DATA IN THIS EXERCISE -
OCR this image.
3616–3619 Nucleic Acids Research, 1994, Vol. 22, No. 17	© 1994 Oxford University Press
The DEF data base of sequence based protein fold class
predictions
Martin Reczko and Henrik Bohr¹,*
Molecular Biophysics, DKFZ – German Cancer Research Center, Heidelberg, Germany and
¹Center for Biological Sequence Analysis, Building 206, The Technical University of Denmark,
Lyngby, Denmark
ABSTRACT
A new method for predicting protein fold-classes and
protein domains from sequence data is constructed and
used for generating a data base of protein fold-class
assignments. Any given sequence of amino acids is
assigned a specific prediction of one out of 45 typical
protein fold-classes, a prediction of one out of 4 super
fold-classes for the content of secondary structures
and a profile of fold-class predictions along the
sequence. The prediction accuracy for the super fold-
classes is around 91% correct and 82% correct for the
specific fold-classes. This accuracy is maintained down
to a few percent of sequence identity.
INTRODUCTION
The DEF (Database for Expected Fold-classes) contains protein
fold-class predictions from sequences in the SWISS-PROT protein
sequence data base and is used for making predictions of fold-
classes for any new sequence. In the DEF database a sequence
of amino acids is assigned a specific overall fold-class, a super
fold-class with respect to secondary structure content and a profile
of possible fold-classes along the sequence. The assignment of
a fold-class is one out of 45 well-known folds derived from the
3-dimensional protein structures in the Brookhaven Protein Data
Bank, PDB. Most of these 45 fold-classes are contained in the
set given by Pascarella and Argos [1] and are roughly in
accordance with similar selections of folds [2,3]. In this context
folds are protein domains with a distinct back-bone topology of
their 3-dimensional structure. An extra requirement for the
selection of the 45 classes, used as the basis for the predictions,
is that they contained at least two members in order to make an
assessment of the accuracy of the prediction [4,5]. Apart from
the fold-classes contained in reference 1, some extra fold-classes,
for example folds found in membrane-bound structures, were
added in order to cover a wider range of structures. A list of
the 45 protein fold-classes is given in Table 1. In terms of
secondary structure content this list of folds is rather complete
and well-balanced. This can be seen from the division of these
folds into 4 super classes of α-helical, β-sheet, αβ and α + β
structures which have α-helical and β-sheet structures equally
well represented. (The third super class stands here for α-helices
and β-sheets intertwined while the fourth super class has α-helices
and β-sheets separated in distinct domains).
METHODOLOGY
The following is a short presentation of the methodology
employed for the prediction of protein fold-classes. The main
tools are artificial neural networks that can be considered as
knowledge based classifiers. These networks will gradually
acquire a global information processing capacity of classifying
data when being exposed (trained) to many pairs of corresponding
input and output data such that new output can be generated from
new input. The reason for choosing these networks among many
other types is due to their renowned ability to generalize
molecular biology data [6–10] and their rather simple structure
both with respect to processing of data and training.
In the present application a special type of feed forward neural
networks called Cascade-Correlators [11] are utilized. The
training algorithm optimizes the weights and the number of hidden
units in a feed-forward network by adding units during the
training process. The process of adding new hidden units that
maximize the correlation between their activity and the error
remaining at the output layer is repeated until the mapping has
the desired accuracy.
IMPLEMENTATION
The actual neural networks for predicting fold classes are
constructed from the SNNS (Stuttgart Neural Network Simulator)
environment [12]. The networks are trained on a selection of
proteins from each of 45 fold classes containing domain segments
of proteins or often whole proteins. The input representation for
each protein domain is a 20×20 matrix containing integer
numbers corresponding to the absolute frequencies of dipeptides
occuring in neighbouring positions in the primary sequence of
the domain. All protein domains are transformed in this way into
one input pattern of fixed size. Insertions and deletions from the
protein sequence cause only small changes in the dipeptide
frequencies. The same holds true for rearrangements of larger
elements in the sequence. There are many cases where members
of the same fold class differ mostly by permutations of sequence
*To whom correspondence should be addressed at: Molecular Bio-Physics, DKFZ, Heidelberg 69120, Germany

TASK GOAL - Your task is to show every line of the listing above containing "same".

COMPLETED EXERCISE -
frequencies. The same holds true for rearrangements of larger
of the same fold class differ mostly by permutations of sequence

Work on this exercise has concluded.